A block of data
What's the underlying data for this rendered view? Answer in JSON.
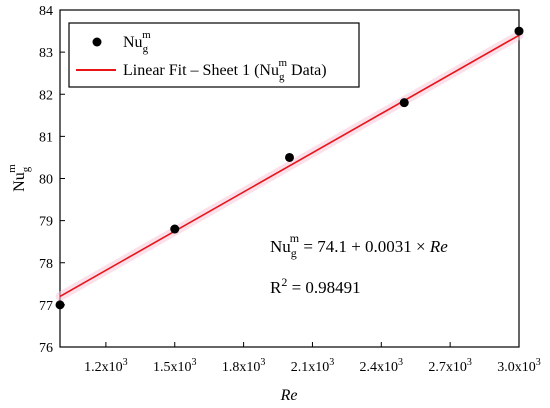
{
  "chart_data": {
    "type": "scatter",
    "xlabel": "Re",
    "ylabel": {
      "base": "Nu",
      "sub": "g",
      "sup": "m"
    },
    "xlim": [
      1000,
      3000
    ],
    "ylim": [
      76,
      84
    ],
    "x_ticks": [
      {
        "value": 1200,
        "mant": "1.2x10",
        "exp": "3"
      },
      {
        "value": 1500,
        "mant": "1.5x10",
        "exp": "3"
      },
      {
        "value": 1800,
        "mant": "1.8x10",
        "exp": "3"
      },
      {
        "value": 2100,
        "mant": "2.1x10",
        "exp": "3"
      },
      {
        "value": 2400,
        "mant": "2.4x10",
        "exp": "3"
      },
      {
        "value": 2700,
        "mant": "2.7x10",
        "exp": "3"
      },
      {
        "value": 3000,
        "mant": "3.0x10",
        "exp": "3"
      }
    ],
    "y_ticks": [
      76,
      77,
      78,
      79,
      80,
      81,
      82,
      83,
      84
    ],
    "series": [
      {
        "name": "Nu_g^m",
        "points": [
          {
            "x": 1000,
            "y": 77.0
          },
          {
            "x": 1500,
            "y": 78.8
          },
          {
            "x": 2000,
            "y": 80.5
          },
          {
            "x": 2500,
            "y": 81.8
          },
          {
            "x": 3000,
            "y": 83.5
          }
        ],
        "color": "#000000"
      }
    ],
    "fit": {
      "name": "Linear Fit – Sheet 1 (Nu_g^m Data)",
      "intercept": 74.1,
      "slope": 0.0031,
      "x_range": [
        1000,
        3000
      ],
      "y_range": [
        77.2,
        83.4
      ],
      "color": "#e8141a"
    },
    "legend": {
      "placement": "top-left",
      "item1": {
        "base": "Nu",
        "sub": "g",
        "sup": "m"
      },
      "item2": {
        "prefix": "Linear Fit – Sheet 1 (Nu",
        "sub": "g",
        "sup": "m",
        "suffix": " Data)"
      }
    },
    "annotations": {
      "equation": {
        "lhs_base": "Nu",
        "lhs_sub": "g",
        "lhs_sup": "m",
        "rhs": " = 74.1 + 0.0031 × ",
        "var": "Re"
      },
      "r2": {
        "base": "R",
        "sup": "2",
        "rest": " = 0.98491"
      }
    },
    "grid": false
  }
}
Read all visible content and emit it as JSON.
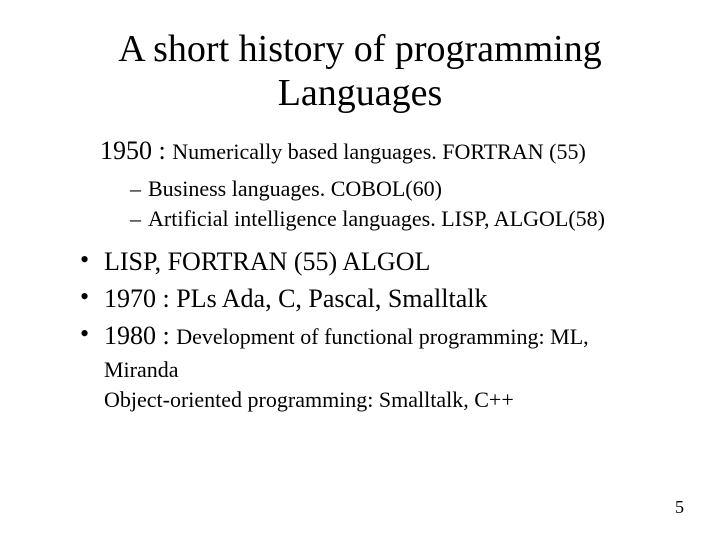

*Work to be completed*
Your task is to retype all the entries exactly and leave out any pictures.

*Exercise output*
What's the underlying data for this rendered view? Answer in JSON.
{
  "chart_data": {
    "type": "scatter",
    "xlabel": "Re",
    "ylabel": {
      "base": "Nu",
      "sub": "g",
      "sup": "m"
    },
    "xlim": [
      1000,
      3000
    ],
    "ylim": [
      76,
      84
    ],
    "x_ticks": [
      {
        "value": 1200,
        "mant": "1.2x10",
        "exp": "3"
      },
      {
        "value": 1500,
        "mant": "1.5x10",
        "exp": "3"
      },
      {
        "value": 1800,
        "mant": "1.8x10",
        "exp": "3"
      },
      {
        "value": 2100,
        "mant": "2.1x10",
        "exp": "3"
      },
      {
        "value": 2400,
        "mant": "2.4x10",
        "exp": "3"
      },
      {
        "value": 2700,
        "mant": "2.7x10",
        "exp": "3"
      },
      {
        "value": 3000,
        "mant": "3.0x10",
        "exp": "3"
      }
    ],
    "y_ticks": [
      76,
      77,
      78,
      79,
      80,
      81,
      82,
      83,
      84
    ],
    "series": [
      {
        "name": "Nu_g^m",
        "points": [
          {
            "x": 1000,
            "y": 77.0
          },
          {
            "x": 1500,
            "y": 78.8
          },
          {
            "x": 2000,
            "y": 80.5
          },
          {
            "x": 2500,
            "y": 81.8
          },
          {
            "x": 3000,
            "y": 83.5
          }
        ],
        "color": "#000000"
      }
    ],
    "fit": {
      "name": "Linear Fit – Sheet 1 (Nu_g^m Data)",
      "intercept": 74.1,
      "slope": 0.0031,
      "x_range": [
        1000,
        3000
      ],
      "y_range": [
        77.2,
        83.4
      ],
      "color": "#e8141a"
    },
    "legend": {
      "placement": "top-left",
      "item1": {
        "base": "Nu",
        "sub": "g",
        "sup": "m"
      },
      "item2": {
        "prefix": "Linear Fit – Sheet 1 (Nu",
        "sub": "g",
        "sup": "m",
        "suffix": " Data)"
      }
    },
    "annotations": {
      "equation": {
        "lhs_base": "Nu",
        "lhs_sub": "g",
        "lhs_sup": "m",
        "rhs": " = 74.1 + 0.0031 × ",
        "var": "Re"
      },
      "r2": {
        "base": "R",
        "sup": "2",
        "rest": " = 0.98491"
      }
    },
    "grid": false
  }
}
Read all visible content and emit it as JSON.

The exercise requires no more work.